# start of RECORD EXCERPTS
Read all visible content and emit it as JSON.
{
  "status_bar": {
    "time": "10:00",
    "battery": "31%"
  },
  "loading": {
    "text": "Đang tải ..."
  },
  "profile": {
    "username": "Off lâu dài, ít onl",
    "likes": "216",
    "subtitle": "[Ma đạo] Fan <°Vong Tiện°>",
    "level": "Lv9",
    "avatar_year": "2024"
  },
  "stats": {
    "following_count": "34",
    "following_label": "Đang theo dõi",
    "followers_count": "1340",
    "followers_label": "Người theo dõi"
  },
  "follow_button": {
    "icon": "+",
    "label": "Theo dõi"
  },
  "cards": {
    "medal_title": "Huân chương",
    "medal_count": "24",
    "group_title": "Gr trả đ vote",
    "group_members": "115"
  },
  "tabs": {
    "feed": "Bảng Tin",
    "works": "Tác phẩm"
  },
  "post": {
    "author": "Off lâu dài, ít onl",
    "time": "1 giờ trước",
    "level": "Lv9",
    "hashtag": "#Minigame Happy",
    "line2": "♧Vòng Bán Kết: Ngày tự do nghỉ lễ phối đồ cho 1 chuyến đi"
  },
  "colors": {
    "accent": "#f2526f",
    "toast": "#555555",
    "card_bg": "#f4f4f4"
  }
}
# end of RECORD EXCERPTS
EXERCISE AIM: Write out the full set of records exactly as given.

FINAL ANSWER:
Read all visible content and emit it as JSON.
{
  "status_bar": {
    "time": "10:00",
    "battery": "31%"
  },
  "loading": {
    "text": "Đang tải ..."
  },
  "profile": {
    "username": "Off lâu dài, ít onl",
    "likes": "216",
    "subtitle": "[Ma đạo] Fan <°Vong Tiện°>",
    "level": "Lv9",
    "avatar_year": "2024"
  },
  "stats": {
    "following_count": "34",
    "following_label": "Đang theo dõi",
    "followers_count": "1340",
    "followers_label": "Người theo dõi"
  },
  "follow_button": {
    "icon": "+",
    "label": "Theo dõi"
  },
  "cards": {
    "medal_title": "Huân chương",
    "medal_count": "24",
    "group_title": "Gr trả đ vote",
    "group_members": "115"
  },
  "tabs": {
    "feed": "Bảng Tin",
    "works": "Tác phẩm"
  },
  "post": {
    "author": "Off lâu dài, ít onl",
    "time": "1 giờ trước",
    "level": "Lv9",
    "hashtag": "#Minigame Happy",
    "line2": "♧Vòng Bán Kết: Ngày tự do nghỉ lễ phối đồ cho 1 chuyến đi"
  },
  "colors": {
    "accent": "#f2526f",
    "toast": "#555555",
    "card_bg": "#f4f4f4"
  }
}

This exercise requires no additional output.